What the task requires: Where a line of the listing below includes the word "often", reproduce that line.

Records for processing:
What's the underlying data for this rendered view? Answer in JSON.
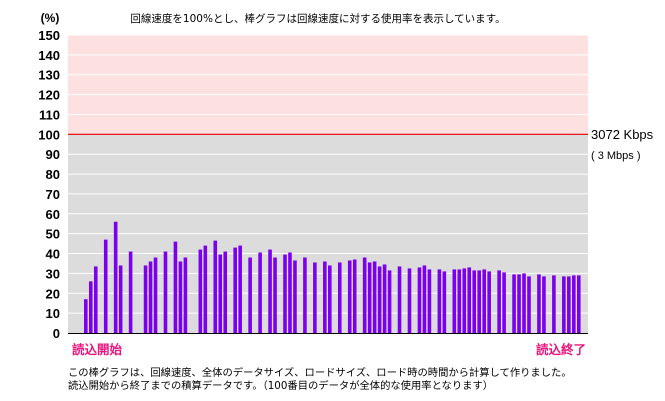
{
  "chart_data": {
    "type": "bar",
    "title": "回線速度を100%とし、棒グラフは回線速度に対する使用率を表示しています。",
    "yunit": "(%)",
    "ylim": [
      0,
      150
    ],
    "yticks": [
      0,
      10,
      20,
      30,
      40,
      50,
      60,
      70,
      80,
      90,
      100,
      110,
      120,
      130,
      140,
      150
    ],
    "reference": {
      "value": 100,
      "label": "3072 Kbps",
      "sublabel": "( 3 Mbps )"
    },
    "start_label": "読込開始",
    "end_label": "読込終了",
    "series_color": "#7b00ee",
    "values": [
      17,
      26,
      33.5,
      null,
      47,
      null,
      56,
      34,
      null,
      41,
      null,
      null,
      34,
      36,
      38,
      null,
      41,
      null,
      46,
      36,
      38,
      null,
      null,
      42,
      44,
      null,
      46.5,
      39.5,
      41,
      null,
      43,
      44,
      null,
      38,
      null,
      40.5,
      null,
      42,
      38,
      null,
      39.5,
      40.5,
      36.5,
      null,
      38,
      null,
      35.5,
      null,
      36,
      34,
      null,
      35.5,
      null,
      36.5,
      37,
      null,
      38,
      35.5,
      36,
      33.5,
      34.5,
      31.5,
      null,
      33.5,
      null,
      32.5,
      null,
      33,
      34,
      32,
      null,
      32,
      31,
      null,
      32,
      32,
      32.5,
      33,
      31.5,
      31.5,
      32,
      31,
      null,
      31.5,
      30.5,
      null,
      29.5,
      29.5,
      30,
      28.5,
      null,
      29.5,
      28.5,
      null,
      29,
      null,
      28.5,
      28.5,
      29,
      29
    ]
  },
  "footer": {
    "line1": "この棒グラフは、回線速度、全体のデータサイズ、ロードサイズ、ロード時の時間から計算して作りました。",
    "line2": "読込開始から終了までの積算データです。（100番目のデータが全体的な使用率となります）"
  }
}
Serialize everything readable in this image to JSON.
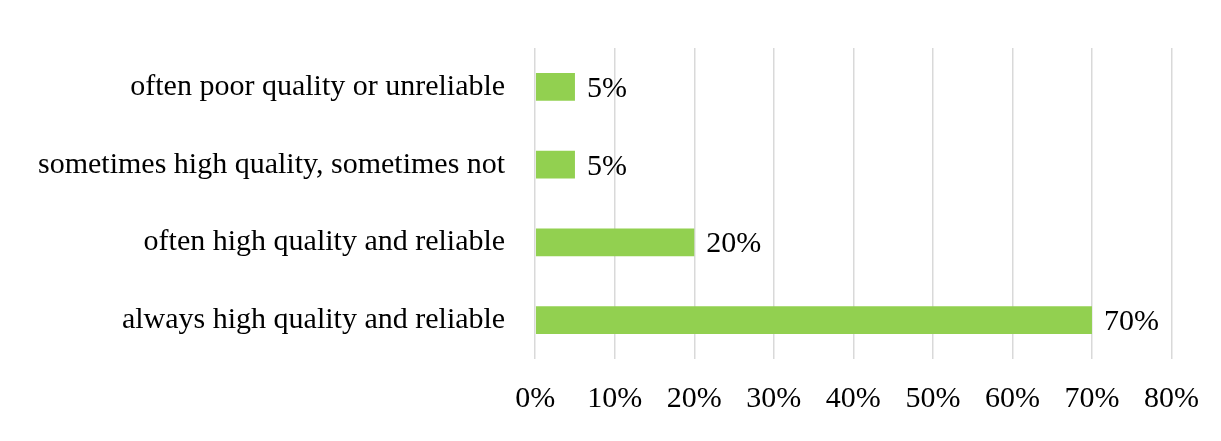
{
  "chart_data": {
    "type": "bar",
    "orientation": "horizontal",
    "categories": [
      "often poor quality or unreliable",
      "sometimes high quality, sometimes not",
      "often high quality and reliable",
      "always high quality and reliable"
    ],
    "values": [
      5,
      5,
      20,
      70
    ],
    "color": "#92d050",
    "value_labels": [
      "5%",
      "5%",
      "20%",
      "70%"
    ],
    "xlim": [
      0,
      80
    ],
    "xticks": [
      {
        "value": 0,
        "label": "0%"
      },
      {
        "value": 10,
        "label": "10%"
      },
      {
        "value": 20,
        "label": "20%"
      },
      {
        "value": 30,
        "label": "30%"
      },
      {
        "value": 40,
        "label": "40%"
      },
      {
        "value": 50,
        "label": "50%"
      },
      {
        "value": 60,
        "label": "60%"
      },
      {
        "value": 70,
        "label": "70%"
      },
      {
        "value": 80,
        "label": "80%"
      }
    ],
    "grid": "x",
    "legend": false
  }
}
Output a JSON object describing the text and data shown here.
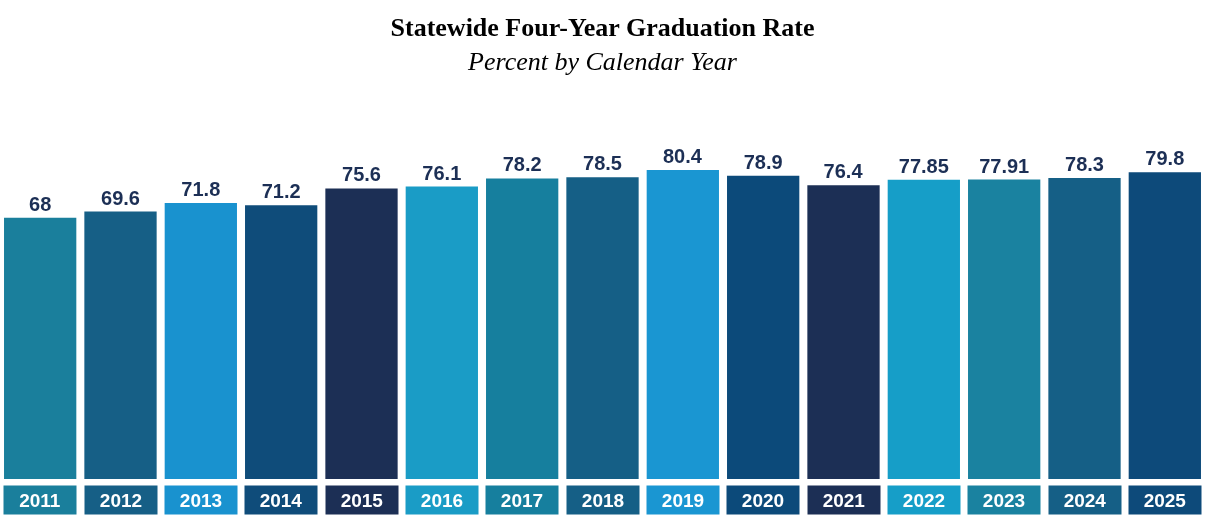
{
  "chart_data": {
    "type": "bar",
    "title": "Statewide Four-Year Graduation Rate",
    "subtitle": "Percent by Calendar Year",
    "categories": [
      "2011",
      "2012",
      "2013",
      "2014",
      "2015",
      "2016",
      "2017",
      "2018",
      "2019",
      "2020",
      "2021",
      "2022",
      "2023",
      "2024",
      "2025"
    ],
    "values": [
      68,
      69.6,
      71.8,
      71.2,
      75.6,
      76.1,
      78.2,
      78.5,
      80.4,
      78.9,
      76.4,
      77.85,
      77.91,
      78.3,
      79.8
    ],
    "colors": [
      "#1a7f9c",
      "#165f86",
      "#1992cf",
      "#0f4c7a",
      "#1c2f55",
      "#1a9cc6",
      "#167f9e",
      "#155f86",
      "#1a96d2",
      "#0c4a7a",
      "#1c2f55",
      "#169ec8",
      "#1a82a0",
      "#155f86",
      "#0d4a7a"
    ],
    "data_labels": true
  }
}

* * *

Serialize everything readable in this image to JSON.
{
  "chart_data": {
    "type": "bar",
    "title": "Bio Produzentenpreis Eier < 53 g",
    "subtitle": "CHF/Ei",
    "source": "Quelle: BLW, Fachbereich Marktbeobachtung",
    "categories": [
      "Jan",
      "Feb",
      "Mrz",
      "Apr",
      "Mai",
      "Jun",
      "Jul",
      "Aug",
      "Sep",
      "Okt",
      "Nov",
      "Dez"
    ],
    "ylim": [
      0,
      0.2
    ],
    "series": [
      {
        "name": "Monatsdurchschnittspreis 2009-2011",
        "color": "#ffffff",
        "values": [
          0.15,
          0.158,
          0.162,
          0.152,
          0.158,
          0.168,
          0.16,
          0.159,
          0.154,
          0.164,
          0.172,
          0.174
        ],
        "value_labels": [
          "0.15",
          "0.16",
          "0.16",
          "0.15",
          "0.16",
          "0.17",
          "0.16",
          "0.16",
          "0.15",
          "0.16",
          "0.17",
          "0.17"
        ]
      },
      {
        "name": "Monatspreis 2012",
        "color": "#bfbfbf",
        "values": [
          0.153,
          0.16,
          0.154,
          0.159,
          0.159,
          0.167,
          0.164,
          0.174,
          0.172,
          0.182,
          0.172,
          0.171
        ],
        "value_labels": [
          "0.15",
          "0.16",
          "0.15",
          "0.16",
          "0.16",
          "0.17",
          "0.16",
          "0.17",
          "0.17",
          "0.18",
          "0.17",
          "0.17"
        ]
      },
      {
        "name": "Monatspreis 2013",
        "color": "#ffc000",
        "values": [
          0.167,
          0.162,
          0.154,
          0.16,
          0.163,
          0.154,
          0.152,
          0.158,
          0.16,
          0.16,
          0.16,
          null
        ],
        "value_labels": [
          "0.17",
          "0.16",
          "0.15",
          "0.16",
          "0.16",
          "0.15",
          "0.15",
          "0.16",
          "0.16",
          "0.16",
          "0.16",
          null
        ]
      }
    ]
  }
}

Solution for this task:
      "often poor quality or unreliable",
      "often high quality and reliable",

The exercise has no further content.